Stored records:
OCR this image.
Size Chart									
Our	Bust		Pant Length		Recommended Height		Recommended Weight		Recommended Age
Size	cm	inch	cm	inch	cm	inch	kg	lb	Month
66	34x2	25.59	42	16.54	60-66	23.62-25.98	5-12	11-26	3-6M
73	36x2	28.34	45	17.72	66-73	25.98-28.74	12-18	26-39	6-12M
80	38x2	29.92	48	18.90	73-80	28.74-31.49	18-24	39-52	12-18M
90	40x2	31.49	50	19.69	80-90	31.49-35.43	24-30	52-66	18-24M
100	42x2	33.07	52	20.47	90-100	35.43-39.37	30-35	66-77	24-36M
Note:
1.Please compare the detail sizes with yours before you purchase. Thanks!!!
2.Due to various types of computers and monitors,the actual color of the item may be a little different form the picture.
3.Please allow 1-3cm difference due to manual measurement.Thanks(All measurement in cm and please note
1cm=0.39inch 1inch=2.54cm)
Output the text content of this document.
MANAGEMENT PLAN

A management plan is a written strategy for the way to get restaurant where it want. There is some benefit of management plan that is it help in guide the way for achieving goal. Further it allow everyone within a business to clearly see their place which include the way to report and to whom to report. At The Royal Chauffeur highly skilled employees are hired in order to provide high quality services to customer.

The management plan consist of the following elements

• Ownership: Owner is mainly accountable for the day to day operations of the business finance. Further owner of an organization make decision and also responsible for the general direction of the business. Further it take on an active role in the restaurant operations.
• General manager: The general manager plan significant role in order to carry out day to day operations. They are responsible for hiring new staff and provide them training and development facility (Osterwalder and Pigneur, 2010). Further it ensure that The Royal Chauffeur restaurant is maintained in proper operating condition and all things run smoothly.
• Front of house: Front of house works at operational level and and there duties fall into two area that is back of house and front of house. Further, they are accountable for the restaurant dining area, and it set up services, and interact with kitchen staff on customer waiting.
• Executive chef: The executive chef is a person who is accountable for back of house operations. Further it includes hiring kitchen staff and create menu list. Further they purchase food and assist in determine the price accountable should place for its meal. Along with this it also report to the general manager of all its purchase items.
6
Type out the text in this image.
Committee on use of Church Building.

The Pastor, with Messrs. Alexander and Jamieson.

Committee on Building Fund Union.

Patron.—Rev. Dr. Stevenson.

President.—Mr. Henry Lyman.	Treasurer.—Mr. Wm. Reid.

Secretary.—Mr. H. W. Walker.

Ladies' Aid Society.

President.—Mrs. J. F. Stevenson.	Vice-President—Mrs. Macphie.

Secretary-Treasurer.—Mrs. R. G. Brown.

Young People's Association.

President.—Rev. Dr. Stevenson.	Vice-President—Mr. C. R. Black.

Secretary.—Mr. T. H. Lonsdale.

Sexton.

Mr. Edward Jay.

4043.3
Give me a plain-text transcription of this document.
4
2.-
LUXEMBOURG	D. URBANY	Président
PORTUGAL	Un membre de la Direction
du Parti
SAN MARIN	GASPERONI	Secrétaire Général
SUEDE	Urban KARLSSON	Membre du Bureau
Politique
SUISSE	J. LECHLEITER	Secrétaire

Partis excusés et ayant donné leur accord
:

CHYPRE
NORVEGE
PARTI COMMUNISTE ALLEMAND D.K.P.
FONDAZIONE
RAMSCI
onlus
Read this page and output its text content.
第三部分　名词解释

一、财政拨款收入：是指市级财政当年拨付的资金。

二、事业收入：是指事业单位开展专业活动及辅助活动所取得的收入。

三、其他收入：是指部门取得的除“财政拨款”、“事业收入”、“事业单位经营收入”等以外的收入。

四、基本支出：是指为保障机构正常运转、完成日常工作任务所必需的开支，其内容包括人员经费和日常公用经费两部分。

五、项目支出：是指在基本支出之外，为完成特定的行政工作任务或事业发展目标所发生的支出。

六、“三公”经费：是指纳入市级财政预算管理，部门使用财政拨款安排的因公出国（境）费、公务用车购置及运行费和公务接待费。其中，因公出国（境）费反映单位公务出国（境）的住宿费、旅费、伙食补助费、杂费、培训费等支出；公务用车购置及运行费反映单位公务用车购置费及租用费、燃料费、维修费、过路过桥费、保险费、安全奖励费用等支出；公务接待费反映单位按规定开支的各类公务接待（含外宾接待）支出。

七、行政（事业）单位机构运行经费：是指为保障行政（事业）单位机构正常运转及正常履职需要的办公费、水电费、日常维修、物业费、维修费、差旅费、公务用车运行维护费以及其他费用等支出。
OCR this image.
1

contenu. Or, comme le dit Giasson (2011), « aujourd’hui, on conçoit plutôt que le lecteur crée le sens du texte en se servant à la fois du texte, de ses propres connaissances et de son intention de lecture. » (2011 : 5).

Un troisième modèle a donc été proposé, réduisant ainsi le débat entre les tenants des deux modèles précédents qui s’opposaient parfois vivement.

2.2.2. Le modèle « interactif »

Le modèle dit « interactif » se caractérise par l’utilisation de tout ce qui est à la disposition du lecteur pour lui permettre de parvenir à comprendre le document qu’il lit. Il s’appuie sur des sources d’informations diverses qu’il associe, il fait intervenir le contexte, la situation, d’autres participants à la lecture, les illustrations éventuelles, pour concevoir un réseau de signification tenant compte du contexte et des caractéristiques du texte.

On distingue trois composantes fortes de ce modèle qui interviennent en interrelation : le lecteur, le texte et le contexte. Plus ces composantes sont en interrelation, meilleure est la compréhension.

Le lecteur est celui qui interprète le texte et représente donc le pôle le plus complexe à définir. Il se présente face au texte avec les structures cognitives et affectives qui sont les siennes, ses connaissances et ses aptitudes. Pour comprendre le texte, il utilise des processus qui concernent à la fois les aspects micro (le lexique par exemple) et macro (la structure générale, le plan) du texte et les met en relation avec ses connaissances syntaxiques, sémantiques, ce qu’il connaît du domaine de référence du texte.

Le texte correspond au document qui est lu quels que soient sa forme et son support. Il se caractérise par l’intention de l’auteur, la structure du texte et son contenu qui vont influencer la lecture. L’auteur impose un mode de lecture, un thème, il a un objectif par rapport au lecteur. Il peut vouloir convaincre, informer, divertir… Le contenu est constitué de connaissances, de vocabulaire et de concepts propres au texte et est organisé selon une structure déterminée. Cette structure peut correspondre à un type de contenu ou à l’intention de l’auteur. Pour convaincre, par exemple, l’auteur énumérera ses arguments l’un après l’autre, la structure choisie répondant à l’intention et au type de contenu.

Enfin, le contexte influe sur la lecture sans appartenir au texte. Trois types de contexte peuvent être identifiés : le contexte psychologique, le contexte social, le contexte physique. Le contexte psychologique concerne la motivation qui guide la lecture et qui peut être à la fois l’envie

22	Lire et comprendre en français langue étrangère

## GIVEN EXERCISE
Which lines hold the word "manager"? Show each one.

## EXERCISE SOLUTION
• General manager: The general manager plan significant role in order to carry out day to day operations. They are responsible for hiring new staff and provide them training and development facility (Osterwalder and Pigneur, 2010). Further it ensure that The Royal Chauffeur restaurant is maintained in proper operating condition and all things run smoothly.
• Executive chef: The executive chef is a person who is accountable for back of house operations. Further it includes hiring kitchen staff and create menu list. Further they purchase food and assist in determine the price accountable should place for its meal. Along with this it also report to the general manager of all its purchase items.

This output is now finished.